Exercise brief
Only a number is wanted here: the number of lines of the data that include "水的体积".

Extracted data entries
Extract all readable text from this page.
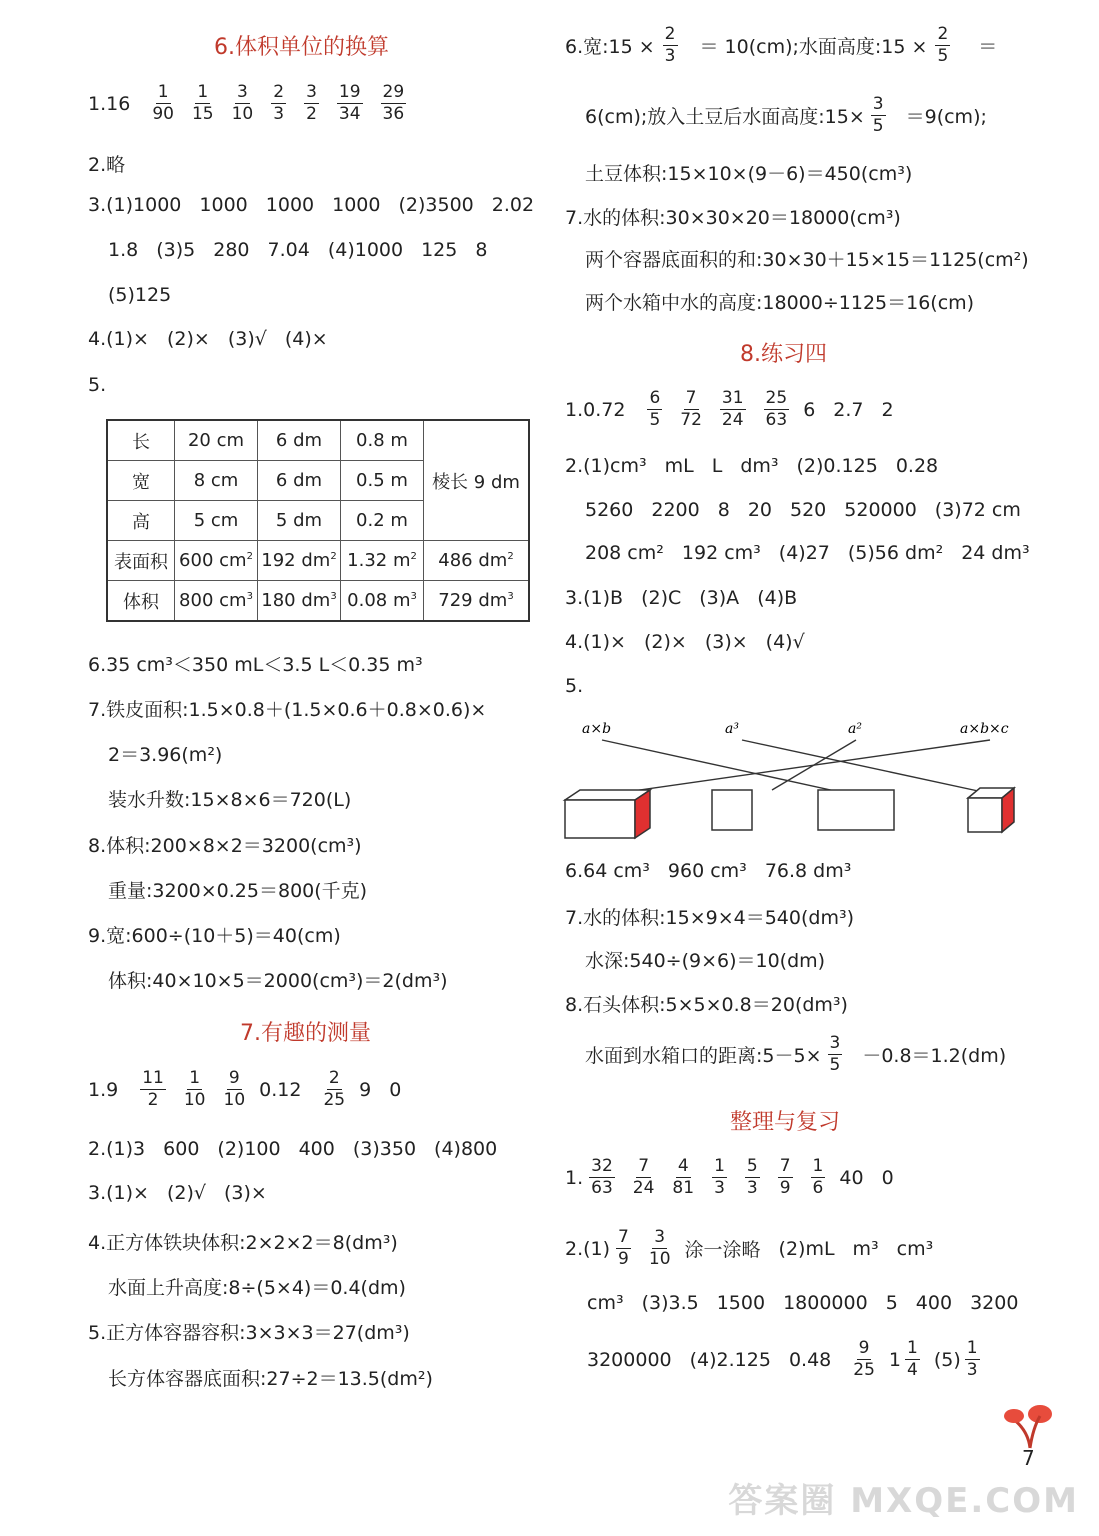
6.体积单位的换算
$1.16 \frac{1}{90} \frac{1}{15} \frac{3}{10} \frac{2}{3} \frac{3}{2} \frac{19}{34} \frac{29}{36}$
2.略
3.(1)1000 1000 1000 1000 (2)3500 2.02
1.8 (3)5 280 7.04 (4)1000 125 8
(5)125
4.(1)× (2)× (3)√ (4)×
5.
长	20 cm	6 dm	0.8 m	棱长 9 dm
宽	8 cm	6 dm	0.5 m	
高	5 cm	5 dm	0.2 m	
表面积	600 $cm^2$	192 $dm^2$	1.32 $m^2$	486 $dm^2$
体积	800 $cm^3$	180 $dm^3$	0.08 $m^3$	729 $dm^3$
6.35 cm³＜350 mL＜3.5 L＜0.35 m³
7.铁皮面积:1.5×0.8＋(1.5×0.6＋0.8×0.6)×
2＝3.96(m²)
装水升数:15×8×6＝720(L)
8.体积:200×8×2＝3200(cm³)
重量:3200×0.25＝800(千克)
9.宽:600÷(10＋5)＝40(cm)
体积:40×10×5＝2000(cm³)＝2(dm³)
7.有趣的测量
$1.9 \frac{11}{2} \frac{1}{10} \frac{9}{10} 0.12 \frac{2}{25} 9$ 0
2.(1)3 600 (2)100 400 (3)350 (4)800
3.(1)× (2)√ (3)×
4.正方体铁块体积:2×2×2＝8(dm³)
水面上升高度:8÷(5×4)＝0.4(dm)
5.正方体容器容积:3×3×3＝27(dm³)
长方体容器底面积:27÷2＝13.5(dm²)
6.宽:15 × $\frac{2}{3} = 10(cm)$;水面高度:15 × $\frac{2}{5}$ ＝
6(cm);放入土豆后水面高度:15× $\frac{3}{5} =9(cm)$;
土豆体积:15×10×(9－6)＝450(cm³)
7.水的体积:30×30×20＝18000(cm³)
两个容器底面积的和:30×30＋15×15＝1125(cm²)
两个水箱中水的高度:18000÷1125＝16(cm)
8.练习四
$1.0.72 \frac{6}{5} \frac{7}{72} \frac{31}{24} \frac{25}{63} 6$ 2.7 2
2.(1)cm³ mL L dm³ (2)0.125 0.28
5260 2200 8 20 520 520000 (3)72 cm
208 cm² 192 cm³ (4)27 (5)56 dm² 24 dm³
3.(1)B (2)C (3)A (4)B
4.(1)× (2)× (3)× (4)√
5.
a×b	a³	a²	a×b×c
6.64 cm³ 960 cm³ 76.8 dm³
7.水的体积:15×9×4＝540(dm³)
水深:540÷(9×6)＝10(dm)
8.石头体积:5×5×0.8＝20(dm³)
水面到水箱口的距离:5－5× $\frac{3}{5} -0.8=1.2(dm)$
整理与复习
1. $\frac{32}{63} \frac{7}{24} \frac{4}{81} \frac{1}{3} \frac{5}{3} \frac{7}{9} \frac{1}{6} 40$ 0
$2.(1) \frac{7}{9} \frac{3}{10}$ 涂一涂略 (2)mL m³ cm³
cm³ (3)3.5 1500 1800000 5 400 3200
3200000 (4)2.125 $0.48 \frac{9}{25} 1 \frac{1}{4} (5) \frac{1}{3}$
7
答案圈 MXQE.COM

Problem solution
2